* BEGIN Given entries *
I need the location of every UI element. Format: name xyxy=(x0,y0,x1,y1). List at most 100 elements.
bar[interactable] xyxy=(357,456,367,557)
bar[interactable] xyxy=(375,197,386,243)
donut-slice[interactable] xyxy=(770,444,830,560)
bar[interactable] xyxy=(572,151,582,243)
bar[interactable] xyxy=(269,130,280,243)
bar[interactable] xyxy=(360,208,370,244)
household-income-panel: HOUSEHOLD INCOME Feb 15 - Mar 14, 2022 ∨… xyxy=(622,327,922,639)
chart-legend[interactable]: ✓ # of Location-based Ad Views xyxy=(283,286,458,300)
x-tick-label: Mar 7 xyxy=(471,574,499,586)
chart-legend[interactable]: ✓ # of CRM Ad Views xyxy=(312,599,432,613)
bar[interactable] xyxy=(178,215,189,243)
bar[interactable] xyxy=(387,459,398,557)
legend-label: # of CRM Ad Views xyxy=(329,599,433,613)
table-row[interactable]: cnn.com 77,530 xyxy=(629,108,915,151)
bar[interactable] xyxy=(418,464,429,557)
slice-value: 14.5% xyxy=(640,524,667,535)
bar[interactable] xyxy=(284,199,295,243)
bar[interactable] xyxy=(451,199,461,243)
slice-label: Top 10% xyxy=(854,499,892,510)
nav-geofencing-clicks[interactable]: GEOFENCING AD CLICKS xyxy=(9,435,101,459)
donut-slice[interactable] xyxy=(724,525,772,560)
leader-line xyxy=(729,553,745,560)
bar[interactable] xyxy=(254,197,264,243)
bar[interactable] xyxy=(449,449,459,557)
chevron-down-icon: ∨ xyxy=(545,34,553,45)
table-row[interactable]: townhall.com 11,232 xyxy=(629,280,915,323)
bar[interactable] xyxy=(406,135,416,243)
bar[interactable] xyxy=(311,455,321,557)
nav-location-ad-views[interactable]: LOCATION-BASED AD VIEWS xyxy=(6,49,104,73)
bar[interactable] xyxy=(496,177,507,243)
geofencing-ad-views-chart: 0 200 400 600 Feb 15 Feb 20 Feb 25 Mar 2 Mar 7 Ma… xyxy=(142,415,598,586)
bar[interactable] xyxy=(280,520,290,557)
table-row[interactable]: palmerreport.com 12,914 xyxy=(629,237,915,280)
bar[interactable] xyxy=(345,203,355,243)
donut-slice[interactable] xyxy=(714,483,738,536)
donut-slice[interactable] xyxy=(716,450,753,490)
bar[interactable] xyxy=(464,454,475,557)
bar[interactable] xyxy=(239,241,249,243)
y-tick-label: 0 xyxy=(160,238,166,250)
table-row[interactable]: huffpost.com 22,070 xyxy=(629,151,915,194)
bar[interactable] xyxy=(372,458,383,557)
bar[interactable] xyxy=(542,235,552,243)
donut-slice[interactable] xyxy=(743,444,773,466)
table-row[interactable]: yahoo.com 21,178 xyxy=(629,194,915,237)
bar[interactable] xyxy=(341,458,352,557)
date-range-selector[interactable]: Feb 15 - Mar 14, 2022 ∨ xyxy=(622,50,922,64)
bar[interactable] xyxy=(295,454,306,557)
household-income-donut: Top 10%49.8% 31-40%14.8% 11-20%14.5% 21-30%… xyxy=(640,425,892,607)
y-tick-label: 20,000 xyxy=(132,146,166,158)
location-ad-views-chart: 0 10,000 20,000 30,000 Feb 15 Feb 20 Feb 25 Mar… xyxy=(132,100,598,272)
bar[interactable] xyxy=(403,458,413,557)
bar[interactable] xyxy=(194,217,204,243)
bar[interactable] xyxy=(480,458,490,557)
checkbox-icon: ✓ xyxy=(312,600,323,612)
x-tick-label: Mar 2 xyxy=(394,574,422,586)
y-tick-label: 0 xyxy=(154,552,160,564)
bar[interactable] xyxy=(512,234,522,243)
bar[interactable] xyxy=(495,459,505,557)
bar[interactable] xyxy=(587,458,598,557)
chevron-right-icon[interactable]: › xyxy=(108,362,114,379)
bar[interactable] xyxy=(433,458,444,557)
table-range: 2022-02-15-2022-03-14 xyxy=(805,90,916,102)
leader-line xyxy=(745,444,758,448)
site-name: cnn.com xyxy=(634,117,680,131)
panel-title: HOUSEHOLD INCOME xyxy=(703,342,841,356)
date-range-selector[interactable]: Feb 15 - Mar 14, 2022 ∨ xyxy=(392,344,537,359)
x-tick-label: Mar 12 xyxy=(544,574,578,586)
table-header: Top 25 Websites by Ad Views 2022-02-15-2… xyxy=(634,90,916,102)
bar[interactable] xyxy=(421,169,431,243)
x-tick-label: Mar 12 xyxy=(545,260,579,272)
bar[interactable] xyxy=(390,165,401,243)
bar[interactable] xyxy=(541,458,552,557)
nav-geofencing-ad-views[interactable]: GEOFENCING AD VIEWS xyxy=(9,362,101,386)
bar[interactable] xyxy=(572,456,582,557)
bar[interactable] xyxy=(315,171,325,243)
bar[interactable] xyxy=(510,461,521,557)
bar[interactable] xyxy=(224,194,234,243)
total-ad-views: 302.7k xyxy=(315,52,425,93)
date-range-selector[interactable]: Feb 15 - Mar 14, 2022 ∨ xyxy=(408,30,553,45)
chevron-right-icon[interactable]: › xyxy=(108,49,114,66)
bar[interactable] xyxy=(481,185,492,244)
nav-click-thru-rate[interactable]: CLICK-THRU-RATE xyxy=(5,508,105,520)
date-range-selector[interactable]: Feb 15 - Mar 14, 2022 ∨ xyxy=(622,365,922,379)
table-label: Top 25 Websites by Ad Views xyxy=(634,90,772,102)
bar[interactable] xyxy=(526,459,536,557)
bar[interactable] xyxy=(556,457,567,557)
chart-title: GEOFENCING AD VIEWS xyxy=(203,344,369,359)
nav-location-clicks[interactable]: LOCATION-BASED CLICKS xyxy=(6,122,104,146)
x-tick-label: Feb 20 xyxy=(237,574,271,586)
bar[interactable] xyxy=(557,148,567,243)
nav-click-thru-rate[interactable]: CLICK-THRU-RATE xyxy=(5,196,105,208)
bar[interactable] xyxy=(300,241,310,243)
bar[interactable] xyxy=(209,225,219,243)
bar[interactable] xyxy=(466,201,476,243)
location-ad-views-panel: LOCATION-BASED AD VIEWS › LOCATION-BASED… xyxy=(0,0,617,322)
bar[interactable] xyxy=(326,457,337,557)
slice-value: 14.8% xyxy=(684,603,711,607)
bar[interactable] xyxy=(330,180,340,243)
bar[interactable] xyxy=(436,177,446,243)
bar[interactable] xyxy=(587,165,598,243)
* END Given entries *
What is expected: Copy out every line of the material above verbatim, keeping the original order.

Solution:
I need the location of every UI element. Format: name xyxy=(x0,y0,x1,y1). List at most 100 elements.
bar[interactable] xyxy=(357,456,367,557)
bar[interactable] xyxy=(375,197,386,243)
donut-slice[interactable] xyxy=(770,444,830,560)
bar[interactable] xyxy=(572,151,582,243)
bar[interactable] xyxy=(269,130,280,243)
bar[interactable] xyxy=(360,208,370,244)
household-income-panel: HOUSEHOLD INCOME Feb 15 - Mar 14, 2022 ∨… xyxy=(622,327,922,639)
chart-legend[interactable]: ✓ # of Location-based Ad Views xyxy=(283,286,458,300)
x-tick-label: Mar 7 xyxy=(471,574,499,586)
chart-legend[interactable]: ✓ # of CRM Ad Views xyxy=(312,599,432,613)
bar[interactable] xyxy=(178,215,189,243)
bar[interactable] xyxy=(387,459,398,557)
legend-label: # of CRM Ad Views xyxy=(329,599,433,613)
table-row[interactable]: cnn.com 77,530 xyxy=(629,108,915,151)
bar[interactable] xyxy=(418,464,429,557)
slice-value: 14.5% xyxy=(640,524,667,535)
bar[interactable] xyxy=(284,199,295,243)
bar[interactable] xyxy=(451,199,461,243)
slice-label: Top 10% xyxy=(854,499,892,510)
nav-geofencing-clicks[interactable]: GEOFENCING AD CLICKS xyxy=(9,435,101,459)
donut-slice[interactable] xyxy=(724,525,772,560)
leader-line xyxy=(729,553,745,560)
bar[interactable] xyxy=(254,197,264,243)
bar[interactable] xyxy=(449,449,459,557)
chevron-down-icon: ∨ xyxy=(545,34,553,45)
table-row[interactable]: townhall.com 11,232 xyxy=(629,280,915,323)
bar[interactable] xyxy=(406,135,416,243)
bar[interactable] xyxy=(311,455,321,557)
nav-location-ad-views[interactable]: LOCATION-BASED AD VIEWS xyxy=(6,49,104,73)
bar[interactable] xyxy=(496,177,507,243)
geofencing-ad-views-chart: 0 200 400 600 Feb 15 Feb 20 Feb 25 Mar 2 Mar 7 Ma… xyxy=(142,415,598,586)
bar[interactable] xyxy=(280,520,290,557)
table-row[interactable]: palmerreport.com 12,914 xyxy=(629,237,915,280)
bar[interactable] xyxy=(345,203,355,243)
donut-slice[interactable] xyxy=(714,483,738,536)
donut-slice[interactable] xyxy=(716,450,753,490)
bar[interactable] xyxy=(464,454,475,557)
bar[interactable] xyxy=(239,241,249,243)
y-tick-label: 0 xyxy=(160,238,166,250)
table-row[interactable]: huffpost.com 22,070 xyxy=(629,151,915,194)
bar[interactable] xyxy=(372,458,383,557)
bar[interactable] xyxy=(542,235,552,243)
donut-slice[interactable] xyxy=(743,444,773,466)
table-row[interactable]: yahoo.com 21,178 xyxy=(629,194,915,237)
bar[interactable] xyxy=(341,458,352,557)
date-range-selector[interactable]: Feb 15 - Mar 14, 2022 ∨ xyxy=(622,50,922,64)
bar[interactable] xyxy=(295,454,306,557)
household-income-donut: Top 10%49.8% 31-40%14.8% 11-20%14.5% 21-30%… xyxy=(640,425,892,607)
y-tick-label: 20,000 xyxy=(132,146,166,158)
location-ad-views-chart: 0 10,000 20,000 30,000 Feb 15 Feb 20 Feb 25 Mar… xyxy=(132,100,598,272)
bar[interactable] xyxy=(403,458,413,557)
bar[interactable] xyxy=(194,217,204,243)
bar[interactable] xyxy=(480,458,490,557)
checkbox-icon: ✓ xyxy=(312,600,323,612)
x-tick-label: Mar 2 xyxy=(394,574,422,586)
y-tick-label: 0 xyxy=(154,552,160,564)
bar[interactable] xyxy=(512,234,522,243)
bar[interactable] xyxy=(495,459,505,557)
bar[interactable] xyxy=(587,458,598,557)
chevron-right-icon[interactable]: › xyxy=(108,362,114,379)
bar[interactable] xyxy=(433,458,444,557)
table-range: 2022-02-15-2022-03-14 xyxy=(805,90,916,102)
leader-line xyxy=(745,444,758,448)
site-name: cnn.com xyxy=(634,117,680,131)
panel-title: HOUSEHOLD INCOME xyxy=(703,342,841,356)
date-range-selector[interactable]: Feb 15 - Mar 14, 2022 ∨ xyxy=(392,344,537,359)
x-tick-label: Mar 12 xyxy=(544,574,578,586)
table-header: Top 25 Websites by Ad Views 2022-02-15-2… xyxy=(634,90,916,102)
bar[interactable] xyxy=(421,169,431,243)
x-tick-label: Mar 12 xyxy=(545,260,579,272)
bar[interactable] xyxy=(390,165,401,243)
bar[interactable] xyxy=(541,458,552,557)
nav-geofencing-ad-views[interactable]: GEOFENCING AD VIEWS xyxy=(9,362,101,386)
bar[interactable] xyxy=(572,456,582,557)
bar[interactable] xyxy=(315,171,325,243)
bar[interactable] xyxy=(510,461,521,557)
bar[interactable] xyxy=(224,194,234,243)
total-ad-views: 302.7k xyxy=(315,52,425,93)
date-range-selector[interactable]: Feb 15 - Mar 14, 2022 ∨ xyxy=(408,30,553,45)
chevron-right-icon[interactable]: › xyxy=(108,49,114,66)
bar[interactable] xyxy=(481,185,492,244)
nav-click-thru-rate[interactable]: CLICK-THRU-RATE xyxy=(5,508,105,520)
date-range-selector[interactable]: Feb 15 - Mar 14, 2022 ∨ xyxy=(622,365,922,379)
table-label: Top 25 Websites by Ad Views xyxy=(634,90,772,102)
bar[interactable] xyxy=(526,459,536,557)
bar[interactable] xyxy=(556,457,567,557)
chart-title: GEOFENCING AD VIEWS xyxy=(203,344,369,359)
nav-location-clicks[interactable]: LOCATION-BASED CLICKS xyxy=(6,122,104,146)
x-tick-label: Feb 20 xyxy=(237,574,271,586)
bar[interactable] xyxy=(557,148,567,243)
nav-click-thru-rate[interactable]: CLICK-THRU-RATE xyxy=(5,196,105,208)
bar[interactable] xyxy=(300,241,310,243)
bar[interactable] xyxy=(209,225,219,243)
bar[interactable] xyxy=(466,201,476,243)
location-ad-views-panel: LOCATION-BASED AD VIEWS › LOCATION-BASED… xyxy=(0,0,617,322)
bar[interactable] xyxy=(326,457,337,557)
slice-value: 14.8% xyxy=(684,603,711,607)
bar[interactable] xyxy=(330,180,340,243)
bar[interactable] xyxy=(436,177,446,243)
bar[interactable] xyxy=(587,165,598,243)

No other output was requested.